* **Instructions to follow**:
Count the lines in the rows below that contain the string "disk", matching case exactly, and reply with the number alone.

##### Dataset extract

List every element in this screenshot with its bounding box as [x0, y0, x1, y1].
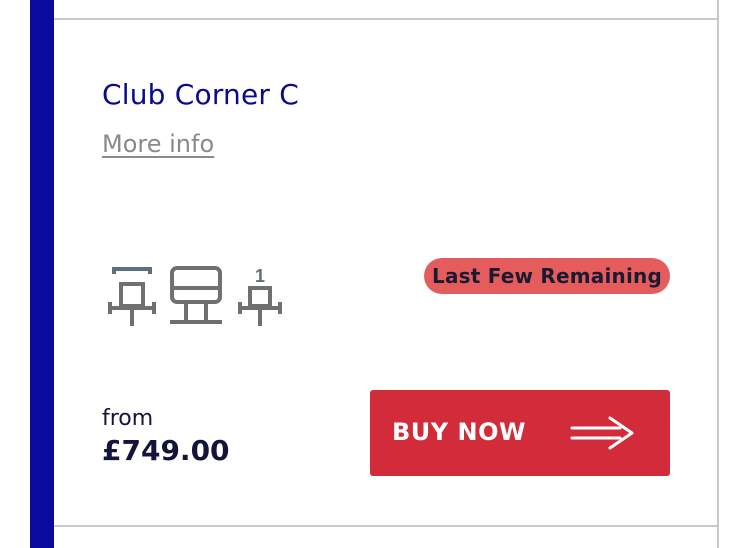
seat-count-label: 1 [255, 266, 265, 286]
price-prefix: from [102, 406, 154, 431]
single-seat-icon: 1 [238, 266, 282, 326]
ticket-title: Club Corner C [102, 78, 299, 111]
seat-icon [170, 266, 222, 324]
card-right-border [717, 0, 719, 548]
accent-bar [30, 0, 54, 548]
aisle-seat-icon [108, 267, 156, 326]
top-divider [54, 18, 719, 20]
bottom-divider [54, 525, 719, 527]
buy-now-label: BUY NOW [392, 418, 526, 446]
buy-now-button[interactable]: BUY NOW [370, 390, 670, 476]
double-arrow-right-icon [570, 416, 634, 450]
availability-badge: Last Few Remaining [424, 258, 670, 294]
price-value: £749.00 [102, 434, 230, 467]
more-info-link[interactable]: More info [102, 130, 214, 158]
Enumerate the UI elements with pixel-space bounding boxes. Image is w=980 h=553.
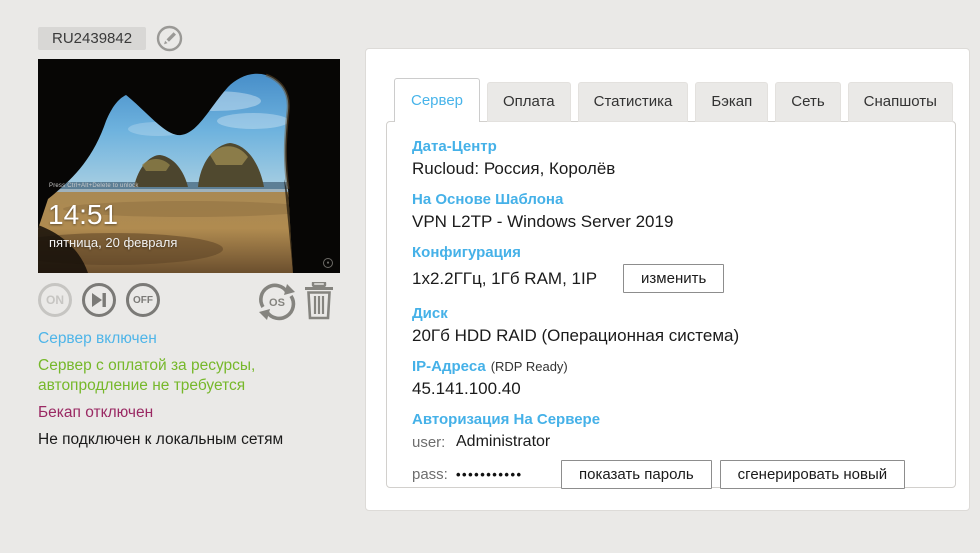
lockscreen-ease-of-access-icon: ●: [323, 258, 333, 268]
ip-label-text: IP-Адреса: [412, 358, 486, 375]
server-id-row: RU2439842: [38, 25, 348, 51]
lockscreen-time: 14:51: [48, 199, 119, 230]
generate-password-button[interactable]: сгенерировать новый: [719, 460, 906, 489]
configuration-value: 1x2.2ГГц, 1Гб RAM, 1IP: [412, 269, 598, 288]
lockscreen-unlock-hint: Press Ctrl+Alt+Delete to unlock: [49, 183, 139, 189]
template-value: VPN L2TP - Windows Server 2019: [412, 212, 674, 231]
edit-name-button[interactable]: [156, 25, 183, 52]
datacenter-value: Rucloud: Россия, Королёв: [412, 159, 616, 178]
field-auth: Авторизация На Сервере user: Administrat…: [412, 411, 935, 489]
server-screen-preview[interactable]: Press Ctrl+Alt+Delete to unlock 14:51 пя…: [38, 59, 340, 273]
server-id-badge: RU2439842: [38, 26, 147, 50]
ip-value: 45.141.100.40: [412, 379, 521, 398]
pencil-icon: [164, 31, 177, 44]
status-network: Не подключен к локальным сетям: [38, 431, 284, 448]
server-status-list: Сервер включен Сервер с оплатой за ресур…: [38, 329, 344, 450]
pass-masked-value: •••••••••••: [456, 467, 523, 482]
field-configuration: Конфигурация 1x2.2ГГц, 1Гб RAM, 1IP изме…: [412, 244, 935, 293]
pass-row: pass: ••••••••••• показать пароль сгенер…: [412, 460, 935, 489]
disk-value: 20Гб HDD RAID (Операционная система): [412, 326, 740, 345]
lockscreen-date: пятница, 20 февраля: [49, 235, 178, 250]
restart-icon: [92, 293, 106, 307]
power-off-button[interactable]: OFF: [126, 283, 160, 317]
change-configuration-button[interactable]: изменить: [623, 264, 725, 293]
ip-label: IP-Адреса (RDP Ready): [412, 358, 935, 375]
tab-backup[interactable]: Бэкап: [695, 82, 769, 122]
delete-server-button[interactable]: [304, 282, 334, 320]
status-billing: Сервер с оплатой за ресурсы, автопродлен…: [38, 357, 256, 394]
power-on-button[interactable]: ON: [38, 283, 72, 317]
tab-statistics[interactable]: Статистика: [577, 82, 689, 122]
tab-server[interactable]: Сервер: [394, 78, 481, 124]
field-ip: IP-Адреса (RDP Ready) 45.141.100.40: [412, 358, 935, 399]
server-summary-column: RU2439842 Press Ctrl+Alt+Delete to unloc…: [38, 25, 348, 457]
pass-buttons: показать пароль сгенерировать новый: [561, 460, 906, 489]
field-disk: Диск 20Гб HDD RAID (Операционная система…: [412, 305, 935, 346]
template-label: На Основе Шаблона: [412, 191, 564, 208]
rdp-ready-note: (RDP Ready): [490, 359, 568, 374]
user-label: user:: [412, 433, 446, 451]
server-details-panel: Сервер Оплата Статистика Бэкап Сеть Снап…: [365, 48, 970, 511]
field-datacenter: Дата-Центр Rucloud: Россия, Королёв: [412, 138, 935, 179]
trash-icon: [305, 282, 333, 320]
restart-button[interactable]: [82, 283, 116, 317]
tab-network[interactable]: Сеть: [775, 82, 841, 122]
server-tab-content: Дата-Центр Rucloud: Россия, Королёв На О…: [386, 121, 956, 489]
reinstall-os-button[interactable]: OS: [254, 281, 300, 323]
configuration-label: Конфигурация: [412, 244, 521, 261]
tab-bar: Сервер Оплата Статистика Бэкап Сеть Снап…: [394, 76, 960, 124]
show-password-button[interactable]: показать пароль: [561, 460, 712, 489]
server-controls: ON OFF OS: [38, 281, 348, 325]
status-power: Сервер включен: [38, 330, 157, 347]
datacenter-label: Дата-Центр: [412, 138, 497, 155]
user-value: Administrator: [456, 433, 551, 450]
tab-payment[interactable]: Оплата: [487, 82, 571, 122]
field-template: На Основе Шаблона VPN L2TP - Windows Ser…: [412, 191, 935, 232]
pass-label: pass:: [412, 466, 448, 483]
os-icon-text: OS: [269, 297, 285, 309]
disk-label: Диск: [412, 305, 448, 322]
tab-snapshots[interactable]: Снапшоты: [847, 82, 953, 122]
auth-label: Авторизация На Сервере: [412, 411, 601, 428]
status-backup: Бекап отключен: [38, 404, 154, 421]
user-row: user: Administrator: [412, 433, 935, 451]
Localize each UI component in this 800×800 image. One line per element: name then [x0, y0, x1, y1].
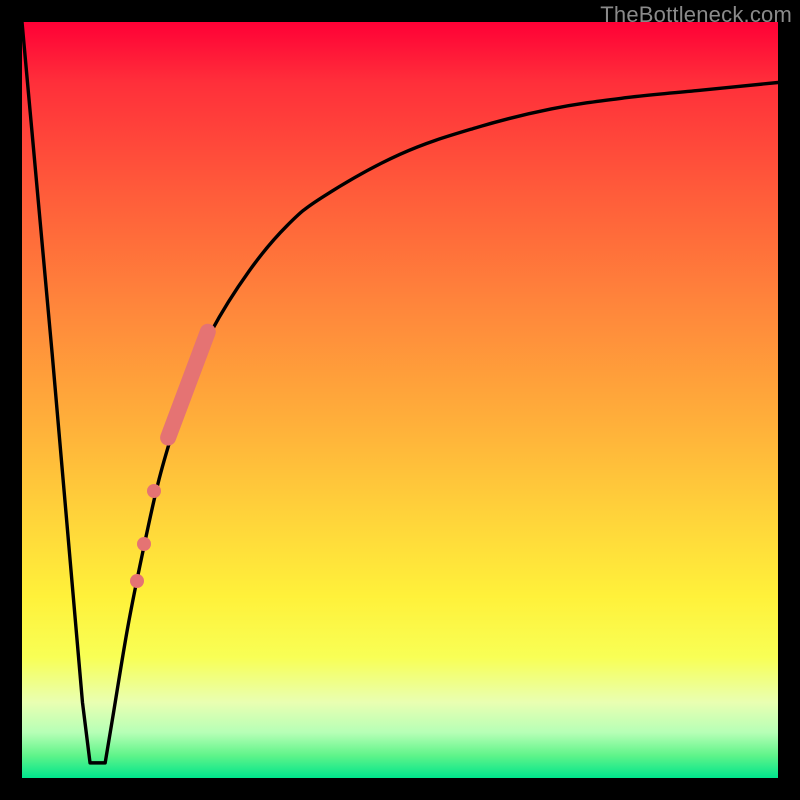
plot-area	[22, 22, 778, 778]
bottleneck-curve	[22, 22, 778, 778]
highlight-dot	[147, 484, 161, 498]
chart-frame: TheBottleneck.com	[0, 0, 800, 800]
watermark-text: TheBottleneck.com	[600, 2, 792, 28]
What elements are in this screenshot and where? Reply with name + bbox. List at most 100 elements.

##########

* **Answer below**:
3